** start Material for the task **

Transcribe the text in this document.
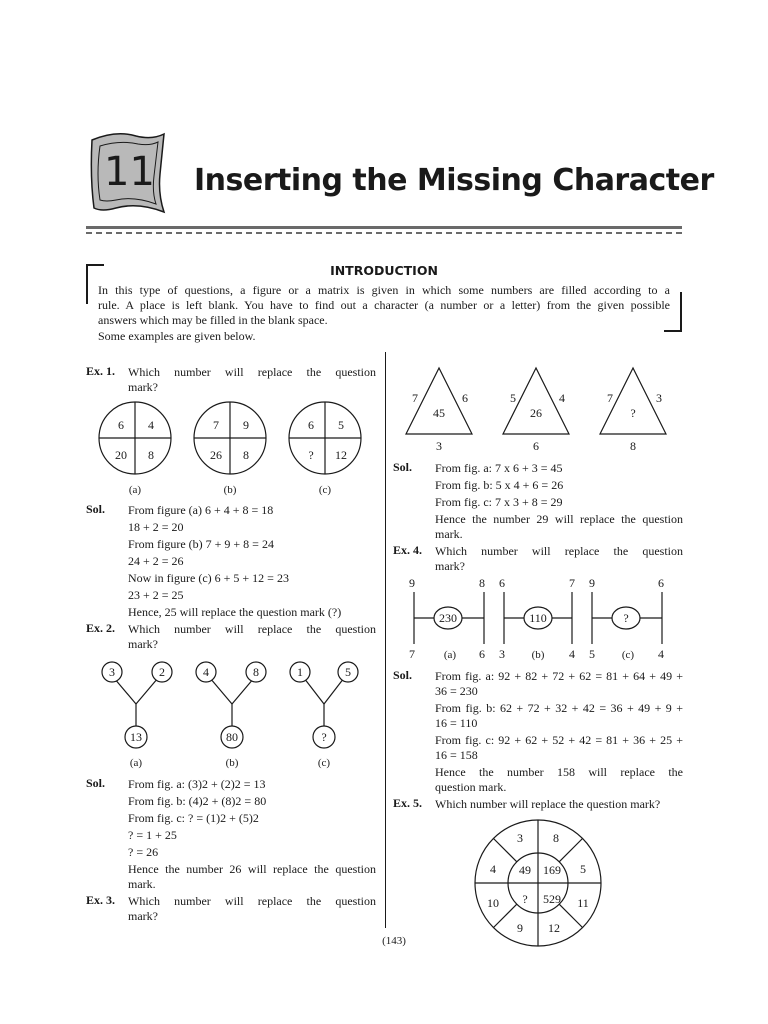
11 Inserting the Missing Character
INTRODUCTION
In this type of questions, a figure or a matrix is given in which some numbers are filled according to a
rule. A place is left blank. You have to find out a character (a number or a letter) from the given possible
answers which may be filled in the blank space.
Some examples are given below.
Ex. 1. Which number will replace the question
mark?
6 4
20 8
(a)
7 9
26 8
(b)
6 5
? 12
(c)
Sol. From figure (a) 6 + 4 + 8 = 18
18 + 2 = 20
From figure (b) 7 + 9 + 8 = 24
24 + 2 = 26
Now in figure (c) 6 + 5 + 12 = 23
23 + 2 = 25
Hence, 25 will replace the question mark (?)
Ex. 2. Which number will replace the question
mark?
3	2
13
(a)
4	8
80
(b)
1	5
?
(c)
Sol. From fig. a: (3)2 + (2)2 = 13
From fig. b: (4)2 + (8)2 = 80
From fig. c: ? = (1)2 + (5)2
? = 1 + 25
? = 26
Hence the number 26 will replace the question
mark.
Ex. 3. Which number will replace the question
mark?
7	6
45
3
5	4
26
6
7	3
?
8
Sol. From fig. a: 7 x 6 + 3 = 45
From fig. b: 5 x 4 + 6 = 26
From fig. c: 7 x 3 + 8 = 29
Hence the number 29 will replace the question
mark.
Ex. 4. Which number will replace the question
mark?
9	8
230
7	6
(a)
6	7
110
3	4
(b)
9	6
?
5	4
(c)
Sol. From fig. a: 92 + 82 + 72 + 62 = 81 + 64 + 49 +
36 = 230
From fig. b: 62 + 72 + 32 + 42 = 36 + 49 + 9 +
16 = 110
From fig. c: 92 + 62 + 52 + 42 = 81 + 36 + 25 +
16 = 158
Hence the number 158 will replace the
question mark.
Ex. 5. Which number will replace the question mark?
3	8
5
11
12
9
10
4 49 169
529
?
(143)
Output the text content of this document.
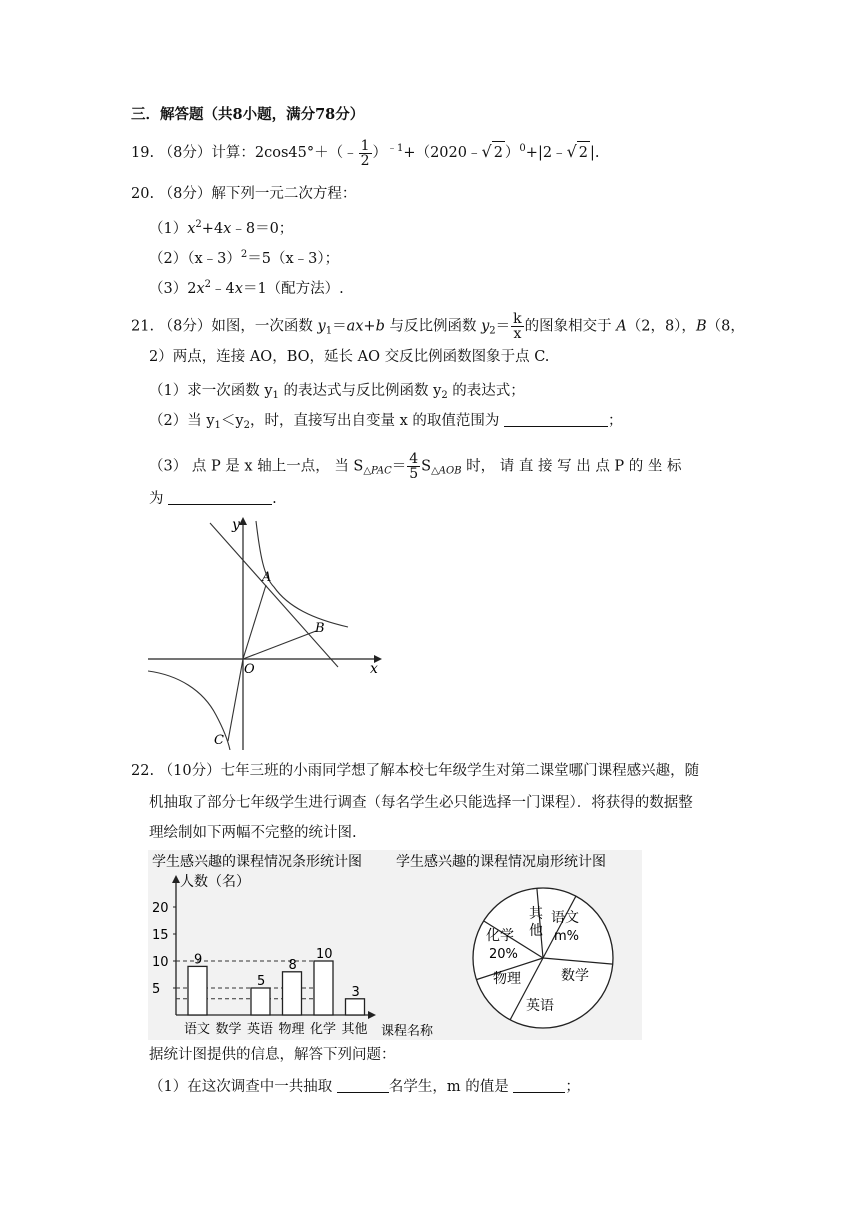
三．解答题（共8小题，满分78分）
19. （8分）计算：2cos45°＋（﹣ $\frac{1}{2}$ ）$^{﹣1}$+（2020﹣√ 2 ）$^0$+|2﹣√ 2 |.
20. （8分）解下列一元二次方程：
$(1)x^2+4x﹣8=0$；
（2）（x﹣3）$^2$＝5（x﹣3）；
$(3)2x^2﹣4x=1$（配方法）.
21. （8分）如图，一次函数 $y_1=ax+b$ 与反比例函数 $y_2= \frac{k}{x}$ 的图象相交于 A（2，8），B（8，
2）两点，连接 AO，BO，延长 AO 交反比例函数图象于点 C.
（1）求一次函数 $y_1$ 的表达式与反比例函数 $y_2$ 的表达式；
（2）当 $y_1<y_2$，时，直接写出自变量 x 的取值范围为	；
（3） 点 P 是 x 轴上一点， 当 $S_{\triangle PAC}= \frac{4}{5} S_{\triangle AOB}$ 时， 请 直 接 写 出 点 P 的 坐 标
为	.
y
x
O
A
B
C
22. （10分）七年三班的小雨同学想了解本校七年级学生对第二课堂哪门课程感兴趣，随
机抽取了部分七年级学生进行调查（每名学生必只能选择一门课程）．将获得的数据整
理绘制如下两幅不完整的统计图.
学生感兴趣的课程情况条形统计图
人数（名）
课程名称
20
15
10
5
语文 数学 英语 物理 化学 其他
9
5
8
10
3
学生感兴趣的课程情况扇形统计图
其
他
语文
m%
数学
英语
物理
化学
20%
据统计图提供的信息，解答下列问题：
（1）在这次调查中一共抽取	名学生，m 的值是	；
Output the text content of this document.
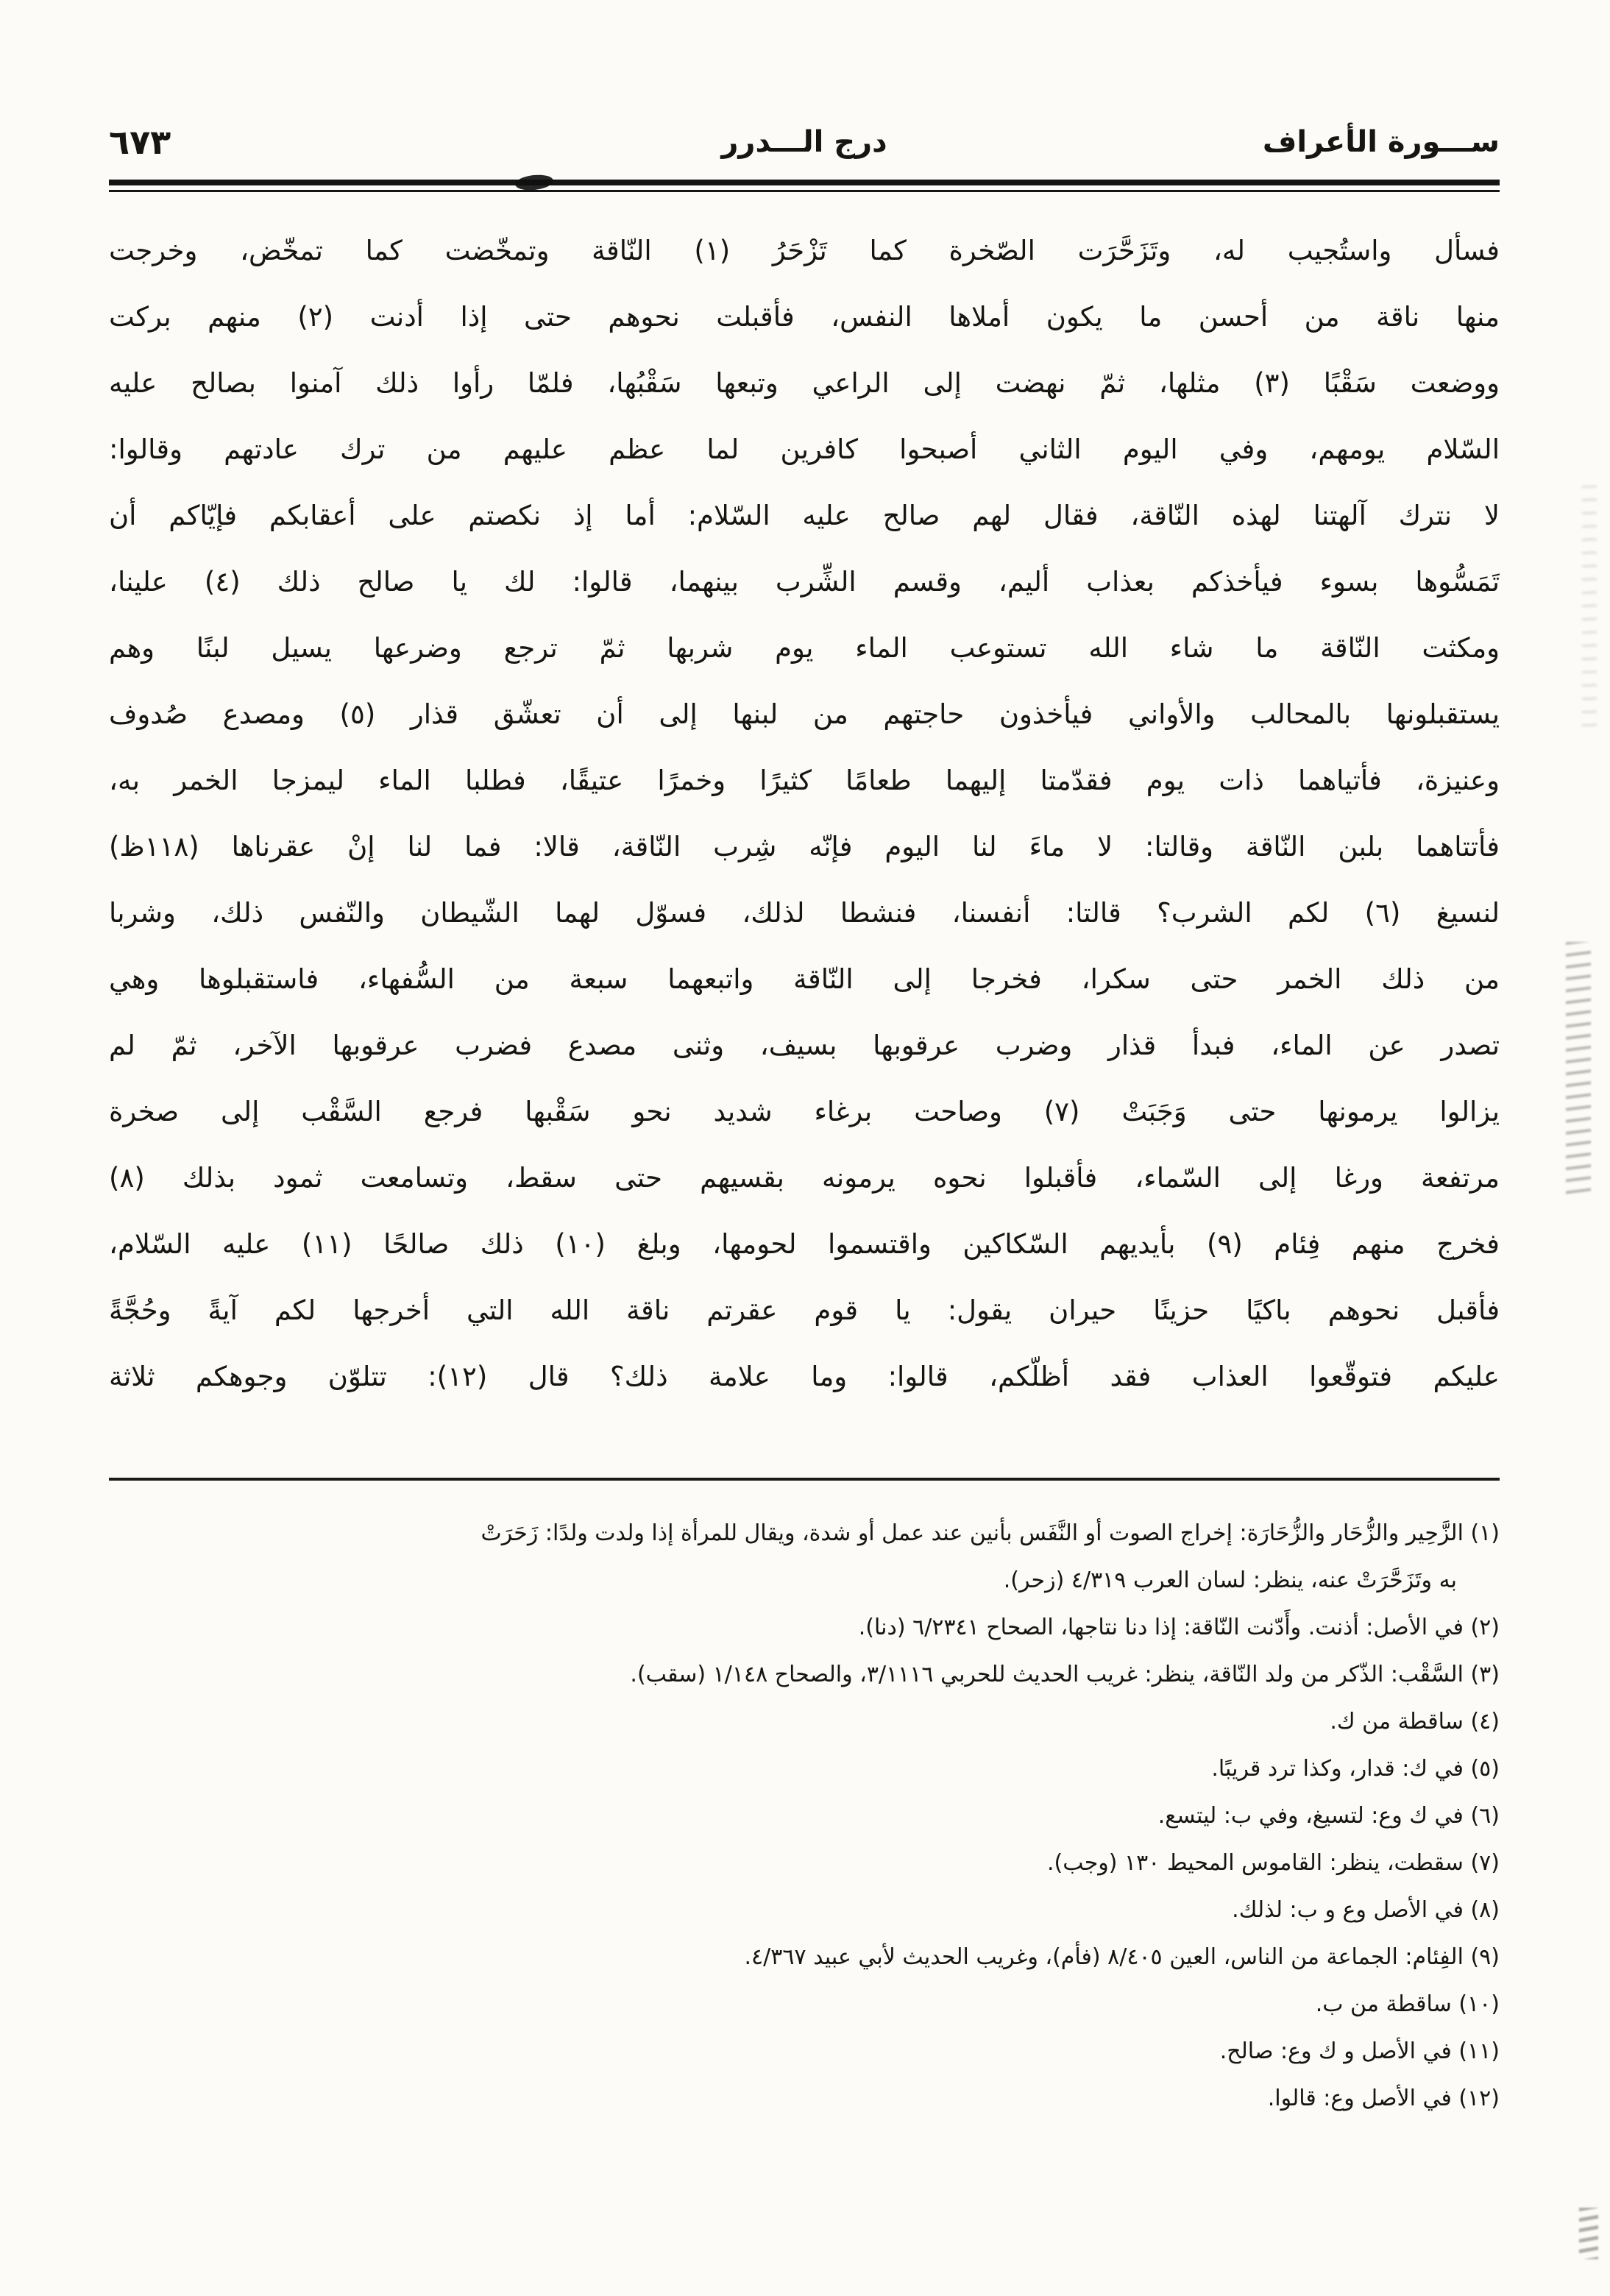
ســـورة الأعراف
درج الـــدرر
٦٧٣
فسأل واستُجيب له، وتَزَحَّرَت الصّخرة كما تَزْحَرُ (١) النّاقة وتمخّضت كما تمخّض، وخرجت
منها ناقة من أحسن ما يكون أملاها النفس، فأقبلت نحوهم حتى إذا أدنت (٢) منهم بركت
ووضعت سَقْبًا (٣) مثلها، ثمّ نهضت إلى الراعي وتبعها سَقْبُها، فلمّا رأوا ذلك آمنوا بصالح عليه
السّلام يومهم، وفي اليوم الثاني أصبحوا كافرين لما عظم عليهم من ترك عادتهم وقالوا:
لا نترك آلهتنا لهذه النّاقة، فقال لهم صالح عليه السّلام: أما إذ نكصتم على أعقابكم فإيّاكم أن
تَمَسُّوها بسوء فيأخذكم بعذاب أليم، وقسم الشِّرب بينهما، قالوا: لك يا صالح ذلك (٤) علينا،
ومكثت النّاقة ما شاء الله تستوعب الماء يوم شربها ثمّ ترجع وضرعها يسيل لبنًا وهم
يستقبلونها بالمحالب والأواني فيأخذون حاجتهم من لبنها إلى أن تعشّق قذار (٥) ومصدع صُدوف
وعنيزة، فأتياهما ذات يوم فقدّمتا إليهما طعامًا كثيرًا وخمرًا عتيقًا، فطلبا الماء ليمزجا الخمر به،
فأتتاهما بلبن النّاقة وقالتا: لا ماءَ لنا اليوم فإنّه شِرب النّاقة، قالا: فما لنا إنْ عقرناها (١١٨ظ)
لنسيغ (٦) لكم الشرب؟ قالتا: أنفسنا، فنشطا لذلك، فسوّل لهما الشّيطان والنّفس ذلك، وشربا
من ذلك الخمر حتى سكرا، فخرجا إلى النّاقة واتبعهما سبعة من السُّفهاء، فاستقبلوها وهي
تصدر عن الماء، فبدأ قذار وضرب عرقوبها بسيف، وثنى مصدع فضرب عرقوبها الآخر، ثمّ لم
يزالوا يرمونها حتى وَجَبَتْ (٧) وصاحت برغاء شديد نحو سَقْبها فرجع السَّقْب إلى صخرة
مرتفعة ورغا إلى السّماء، فأقبلوا نحوه يرمونه بقسيهم حتى سقط، وتسامعت ثمود بذلك (٨)
فخرج منهم فِئام (٩) بأيديهم السّكاكين واقتسموا لحومها، وبلغ (١٠) ذلك صالحًا (١١) عليه السّلام،
فأقبل نحوهم باكيًا حزينًا حيران يقول: يا قوم عقرتم ناقة الله التي أخرجها لكم آيةً وحُجَّةً
عليكم فتوقّعوا العذاب فقد أظلّكم، قالوا: وما علامة ذلك؟ قال (١٢): تتلوّن وجوهكم ثلاثة
(١) الزَّحِير والزُّحَار والزُّحَارَة: إخراج الصوت أو النَّفَس بأنين عند عمل أو شدة، ويقال للمرأة إذا ولدت ولدًا: زَحَرَتْ
به وتَزَحَّرَتْ عنه، ينظر: لسان العرب ٤/٣١٩ (زحر).
(٢) في الأصل: أذنت. وأَدّنت النّاقة: إذا دنا نتاجها، الصحاح ٦/٢٣٤١ (دنا).
(٣) السَّقْب: الذّكر من ولد النّاقة، ينظر: غريب الحديث للحربي ٣/١١١٦، والصحاح ١/١٤٨ (سقب).
(٤) ساقطة من ك.
(٥) في ك: قدار، وكذا ترد قريبًا.
(٦) في ك وع: لتسيغ، وفي ب: ليتسع.
(٧) سقطت، ينظر: القاموس المحيط ١٣٠ (وجب).
(٨) في الأصل وع و ب: لذلك.
(٩) الفِئام: الجماعة من الناس، العين ٨/٤٠٥ (فأم)، وغريب الحديث لأبي عبيد ٤/٣٦٧.
(١٠) ساقطة من ب.
(١١) في الأصل و ك وع: صالح.
(١٢) في الأصل وع: قالوا.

** end Material for the task **

• Work instructions: Search the records for the word "replace". Copy every line that has it.

• Task response:
Ex. 1. Which number will replace the question
Hence, 25 will replace the question mark (?)
Ex. 2. Which number will replace the question
Hence the number 26 will replace the question
Ex. 3. Which number will replace the question
Hence the number 29 will replace the question
Ex. 4. Which number will replace the question
Hence the number 158 will replace the
Ex. 5. Which number will replace the question mark?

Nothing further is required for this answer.